■ Aim of the exercise
Will you output the entries below exactly, skipping every image they contain?

========================================================================

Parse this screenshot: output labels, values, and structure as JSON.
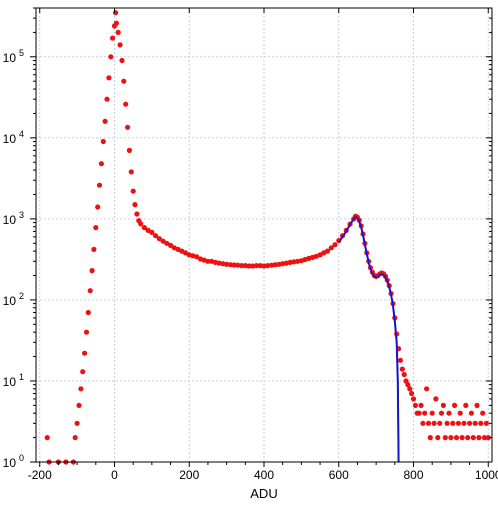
{
  "chart_data": {
    "type": "scatter",
    "title": "",
    "xlabel": "ADU",
    "ylabel": "",
    "xlim": [
      -210,
      1010
    ],
    "ylim": [
      1,
      400000
    ],
    "yscale": "log",
    "grid": true,
    "legend": "none",
    "x_ticks": [
      -200,
      0,
      200,
      400,
      600,
      800,
      1000
    ],
    "x_tick_labels": [
      "-200",
      "0",
      "200",
      "400",
      "600",
      "800",
      "1000"
    ],
    "y_ticks": [
      1,
      10,
      100,
      1000,
      10000,
      100000
    ],
    "y_tick_labels": [
      {
        "base": "10",
        "exp": "0"
      },
      {
        "base": "10",
        "exp": "1"
      },
      {
        "base": "10",
        "exp": "2"
      },
      {
        "base": "10",
        "exp": "3"
      },
      {
        "base": "10",
        "exp": "4"
      },
      {
        "base": "10",
        "exp": "5"
      }
    ],
    "series": [
      {
        "kind": "points",
        "color": "#ee1111",
        "points": [
          [
            -180,
            2
          ],
          [
            -175,
            1
          ],
          [
            -150,
            1
          ],
          [
            -130,
            1
          ],
          [
            -110,
            1
          ],
          [
            -105,
            2
          ],
          [
            -100,
            3
          ],
          [
            -95,
            5
          ],
          [
            -90,
            8
          ],
          [
            -85,
            13
          ],
          [
            -80,
            22
          ],
          [
            -75,
            40
          ],
          [
            -70,
            70
          ],
          [
            -65,
            130
          ],
          [
            -60,
            230
          ],
          [
            -55,
            420
          ],
          [
            -50,
            780
          ],
          [
            -45,
            1400
          ],
          [
            -40,
            2600
          ],
          [
            -35,
            4800
          ],
          [
            -30,
            9000
          ],
          [
            -25,
            16000
          ],
          [
            -20,
            30000
          ],
          [
            -15,
            55000
          ],
          [
            -10,
            100000
          ],
          [
            -5,
            170000
          ],
          [
            0,
            240000
          ],
          [
            3,
            350000
          ],
          [
            5,
            260000
          ],
          [
            10,
            200000
          ],
          [
            15,
            140000
          ],
          [
            20,
            90000
          ],
          [
            25,
            50000
          ],
          [
            30,
            26000
          ],
          [
            35,
            13500
          ],
          [
            40,
            7000
          ],
          [
            45,
            3800
          ],
          [
            50,
            2200
          ],
          [
            55,
            1500
          ],
          [
            60,
            1150
          ],
          [
            65,
            950
          ],
          [
            70,
            870
          ],
          [
            80,
            780
          ],
          [
            90,
            720
          ],
          [
            100,
            680
          ],
          [
            110,
            620
          ],
          [
            120,
            570
          ],
          [
            130,
            530
          ],
          [
            140,
            500
          ],
          [
            150,
            470
          ],
          [
            160,
            440
          ],
          [
            170,
            420
          ],
          [
            180,
            400
          ],
          [
            190,
            380
          ],
          [
            200,
            360
          ],
          [
            210,
            350
          ],
          [
            220,
            340
          ],
          [
            230,
            320
          ],
          [
            240,
            310
          ],
          [
            250,
            300
          ],
          [
            260,
            300
          ],
          [
            270,
            290
          ],
          [
            280,
            285
          ],
          [
            290,
            280
          ],
          [
            300,
            275
          ],
          [
            310,
            272
          ],
          [
            320,
            270
          ],
          [
            330,
            268
          ],
          [
            340,
            265
          ],
          [
            350,
            265
          ],
          [
            360,
            262
          ],
          [
            370,
            262
          ],
          [
            380,
            265
          ],
          [
            390,
            265
          ],
          [
            400,
            262
          ],
          [
            410,
            265
          ],
          [
            420,
            268
          ],
          [
            430,
            272
          ],
          [
            440,
            275
          ],
          [
            450,
            280
          ],
          [
            460,
            285
          ],
          [
            470,
            290
          ],
          [
            480,
            295
          ],
          [
            490,
            300
          ],
          [
            500,
            305
          ],
          [
            510,
            315
          ],
          [
            520,
            325
          ],
          [
            530,
            335
          ],
          [
            540,
            345
          ],
          [
            550,
            360
          ],
          [
            560,
            380
          ],
          [
            570,
            400
          ],
          [
            580,
            440
          ],
          [
            590,
            480
          ],
          [
            600,
            540
          ],
          [
            610,
            620
          ],
          [
            620,
            720
          ],
          [
            630,
            860
          ],
          [
            640,
            1000
          ],
          [
            645,
            1080
          ],
          [
            650,
            1050
          ],
          [
            655,
            960
          ],
          [
            660,
            820
          ],
          [
            665,
            650
          ],
          [
            670,
            500
          ],
          [
            675,
            380
          ],
          [
            680,
            300
          ],
          [
            685,
            250
          ],
          [
            690,
            220
          ],
          [
            695,
            200
          ],
          [
            700,
            195
          ],
          [
            705,
            200
          ],
          [
            710,
            210
          ],
          [
            715,
            215
          ],
          [
            720,
            210
          ],
          [
            725,
            195
          ],
          [
            730,
            175
          ],
          [
            735,
            150
          ],
          [
            740,
            120
          ],
          [
            745,
            90
          ],
          [
            750,
            60
          ],
          [
            755,
            38
          ],
          [
            760,
            25
          ],
          [
            765,
            18
          ],
          [
            770,
            14
          ],
          [
            775,
            12
          ],
          [
            780,
            10
          ],
          [
            785,
            9
          ],
          [
            790,
            8
          ],
          [
            795,
            7
          ],
          [
            800,
            6
          ],
          [
            805,
            5
          ],
          [
            810,
            4
          ],
          [
            815,
            4
          ],
          [
            820,
            5
          ],
          [
            825,
            3
          ],
          [
            830,
            4
          ],
          [
            835,
            8
          ],
          [
            840,
            3
          ],
          [
            845,
            2
          ],
          [
            850,
            4
          ],
          [
            855,
            3
          ],
          [
            860,
            6
          ],
          [
            865,
            2
          ],
          [
            870,
            3
          ],
          [
            875,
            4
          ],
          [
            880,
            5
          ],
          [
            885,
            2
          ],
          [
            890,
            3
          ],
          [
            895,
            4
          ],
          [
            900,
            2
          ],
          [
            905,
            3
          ],
          [
            910,
            5
          ],
          [
            915,
            2
          ],
          [
            920,
            3
          ],
          [
            925,
            4
          ],
          [
            930,
            2
          ],
          [
            935,
            3
          ],
          [
            940,
            5
          ],
          [
            945,
            2
          ],
          [
            950,
            3
          ],
          [
            955,
            4
          ],
          [
            960,
            2
          ],
          [
            965,
            3
          ],
          [
            970,
            5
          ],
          [
            975,
            2
          ],
          [
            980,
            3
          ],
          [
            985,
            4
          ],
          [
            990,
            2
          ],
          [
            995,
            3
          ],
          [
            1000,
            2
          ]
        ]
      },
      {
        "kind": "line",
        "color": "#1515cc",
        "points": [
          [
            600,
            520
          ],
          [
            610,
            600
          ],
          [
            620,
            700
          ],
          [
            630,
            850
          ],
          [
            640,
            1000
          ],
          [
            645,
            1060
          ],
          [
            650,
            1020
          ],
          [
            655,
            930
          ],
          [
            660,
            790
          ],
          [
            665,
            630
          ],
          [
            670,
            480
          ],
          [
            675,
            370
          ],
          [
            680,
            290
          ],
          [
            685,
            240
          ],
          [
            690,
            210
          ],
          [
            695,
            195
          ],
          [
            700,
            190
          ],
          [
            705,
            195
          ],
          [
            710,
            205
          ],
          [
            715,
            210
          ],
          [
            720,
            205
          ],
          [
            725,
            190
          ],
          [
            730,
            170
          ],
          [
            735,
            145
          ],
          [
            740,
            115
          ],
          [
            745,
            85
          ],
          [
            750,
            55
          ],
          [
            755,
            30
          ],
          [
            758,
            10
          ],
          [
            760,
            1
          ]
        ]
      }
    ]
  }
}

========================================================================

■ Task response
Parse this screenshot: output labels, values, and structure as JSON.
{
  "chart_data": {
    "type": "scatter",
    "title": "",
    "xlabel": "ADU",
    "ylabel": "",
    "xlim": [
      -210,
      1010
    ],
    "ylim": [
      1,
      400000
    ],
    "yscale": "log",
    "grid": true,
    "legend": "none",
    "x_ticks": [
      -200,
      0,
      200,
      400,
      600,
      800,
      1000
    ],
    "x_tick_labels": [
      "-200",
      "0",
      "200",
      "400",
      "600",
      "800",
      "1000"
    ],
    "y_ticks": [
      1,
      10,
      100,
      1000,
      10000,
      100000
    ],
    "y_tick_labels": [
      {
        "base": "10",
        "exp": "0"
      },
      {
        "base": "10",
        "exp": "1"
      },
      {
        "base": "10",
        "exp": "2"
      },
      {
        "base": "10",
        "exp": "3"
      },
      {
        "base": "10",
        "exp": "4"
      },
      {
        "base": "10",
        "exp": "5"
      }
    ],
    "series": [
      {
        "kind": "points",
        "color": "#ee1111",
        "points": [
          [
            -180,
            2
          ],
          [
            -175,
            1
          ],
          [
            -150,
            1
          ],
          [
            -130,
            1
          ],
          [
            -110,
            1
          ],
          [
            -105,
            2
          ],
          [
            -100,
            3
          ],
          [
            -95,
            5
          ],
          [
            -90,
            8
          ],
          [
            -85,
            13
          ],
          [
            -80,
            22
          ],
          [
            -75,
            40
          ],
          [
            -70,
            70
          ],
          [
            -65,
            130
          ],
          [
            -60,
            230
          ],
          [
            -55,
            420
          ],
          [
            -50,
            780
          ],
          [
            -45,
            1400
          ],
          [
            -40,
            2600
          ],
          [
            -35,
            4800
          ],
          [
            -30,
            9000
          ],
          [
            -25,
            16000
          ],
          [
            -20,
            30000
          ],
          [
            -15,
            55000
          ],
          [
            -10,
            100000
          ],
          [
            -5,
            170000
          ],
          [
            0,
            240000
          ],
          [
            3,
            350000
          ],
          [
            5,
            260000
          ],
          [
            10,
            200000
          ],
          [
            15,
            140000
          ],
          [
            20,
            90000
          ],
          [
            25,
            50000
          ],
          [
            30,
            26000
          ],
          [
            35,
            13500
          ],
          [
            40,
            7000
          ],
          [
            45,
            3800
          ],
          [
            50,
            2200
          ],
          [
            55,
            1500
          ],
          [
            60,
            1150
          ],
          [
            65,
            950
          ],
          [
            70,
            870
          ],
          [
            80,
            780
          ],
          [
            90,
            720
          ],
          [
            100,
            680
          ],
          [
            110,
            620
          ],
          [
            120,
            570
          ],
          [
            130,
            530
          ],
          [
            140,
            500
          ],
          [
            150,
            470
          ],
          [
            160,
            440
          ],
          [
            170,
            420
          ],
          [
            180,
            400
          ],
          [
            190,
            380
          ],
          [
            200,
            360
          ],
          [
            210,
            350
          ],
          [
            220,
            340
          ],
          [
            230,
            320
          ],
          [
            240,
            310
          ],
          [
            250,
            300
          ],
          [
            260,
            300
          ],
          [
            270,
            290
          ],
          [
            280,
            285
          ],
          [
            290,
            280
          ],
          [
            300,
            275
          ],
          [
            310,
            272
          ],
          [
            320,
            270
          ],
          [
            330,
            268
          ],
          [
            340,
            265
          ],
          [
            350,
            265
          ],
          [
            360,
            262
          ],
          [
            370,
            262
          ],
          [
            380,
            265
          ],
          [
            390,
            265
          ],
          [
            400,
            262
          ],
          [
            410,
            265
          ],
          [
            420,
            268
          ],
          [
            430,
            272
          ],
          [
            440,
            275
          ],
          [
            450,
            280
          ],
          [
            460,
            285
          ],
          [
            470,
            290
          ],
          [
            480,
            295
          ],
          [
            490,
            300
          ],
          [
            500,
            305
          ],
          [
            510,
            315
          ],
          [
            520,
            325
          ],
          [
            530,
            335
          ],
          [
            540,
            345
          ],
          [
            550,
            360
          ],
          [
            560,
            380
          ],
          [
            570,
            400
          ],
          [
            580,
            440
          ],
          [
            590,
            480
          ],
          [
            600,
            540
          ],
          [
            610,
            620
          ],
          [
            620,
            720
          ],
          [
            630,
            860
          ],
          [
            640,
            1000
          ],
          [
            645,
            1080
          ],
          [
            650,
            1050
          ],
          [
            655,
            960
          ],
          [
            660,
            820
          ],
          [
            665,
            650
          ],
          [
            670,
            500
          ],
          [
            675,
            380
          ],
          [
            680,
            300
          ],
          [
            685,
            250
          ],
          [
            690,
            220
          ],
          [
            695,
            200
          ],
          [
            700,
            195
          ],
          [
            705,
            200
          ],
          [
            710,
            210
          ],
          [
            715,
            215
          ],
          [
            720,
            210
          ],
          [
            725,
            195
          ],
          [
            730,
            175
          ],
          [
            735,
            150
          ],
          [
            740,
            120
          ],
          [
            745,
            90
          ],
          [
            750,
            60
          ],
          [
            755,
            38
          ],
          [
            760,
            25
          ],
          [
            765,
            18
          ],
          [
            770,
            14
          ],
          [
            775,
            12
          ],
          [
            780,
            10
          ],
          [
            785,
            9
          ],
          [
            790,
            8
          ],
          [
            795,
            7
          ],
          [
            800,
            6
          ],
          [
            805,
            5
          ],
          [
            810,
            4
          ],
          [
            815,
            4
          ],
          [
            820,
            5
          ],
          [
            825,
            3
          ],
          [
            830,
            4
          ],
          [
            835,
            8
          ],
          [
            840,
            3
          ],
          [
            845,
            2
          ],
          [
            850,
            4
          ],
          [
            855,
            3
          ],
          [
            860,
            6
          ],
          [
            865,
            2
          ],
          [
            870,
            3
          ],
          [
            875,
            4
          ],
          [
            880,
            5
          ],
          [
            885,
            2
          ],
          [
            890,
            3
          ],
          [
            895,
            4
          ],
          [
            900,
            2
          ],
          [
            905,
            3
          ],
          [
            910,
            5
          ],
          [
            915,
            2
          ],
          [
            920,
            3
          ],
          [
            925,
            4
          ],
          [
            930,
            2
          ],
          [
            935,
            3
          ],
          [
            940,
            5
          ],
          [
            945,
            2
          ],
          [
            950,
            3
          ],
          [
            955,
            4
          ],
          [
            960,
            2
          ],
          [
            965,
            3
          ],
          [
            970,
            5
          ],
          [
            975,
            2
          ],
          [
            980,
            3
          ],
          [
            985,
            4
          ],
          [
            990,
            2
          ],
          [
            995,
            3
          ],
          [
            1000,
            2
          ]
        ]
      },
      {
        "kind": "line",
        "color": "#1515cc",
        "points": [
          [
            600,
            520
          ],
          [
            610,
            600
          ],
          [
            620,
            700
          ],
          [
            630,
            850
          ],
          [
            640,
            1000
          ],
          [
            645,
            1060
          ],
          [
            650,
            1020
          ],
          [
            655,
            930
          ],
          [
            660,
            790
          ],
          [
            665,
            630
          ],
          [
            670,
            480
          ],
          [
            675,
            370
          ],
          [
            680,
            290
          ],
          [
            685,
            240
          ],
          [
            690,
            210
          ],
          [
            695,
            195
          ],
          [
            700,
            190
          ],
          [
            705,
            195
          ],
          [
            710,
            205
          ],
          [
            715,
            210
          ],
          [
            720,
            205
          ],
          [
            725,
            190
          ],
          [
            730,
            170
          ],
          [
            735,
            145
          ],
          [
            740,
            115
          ],
          [
            745,
            85
          ],
          [
            750,
            55
          ],
          [
            755,
            30
          ],
          [
            758,
            10
          ],
          [
            760,
            1
          ]
        ]
      }
    ]
  }
}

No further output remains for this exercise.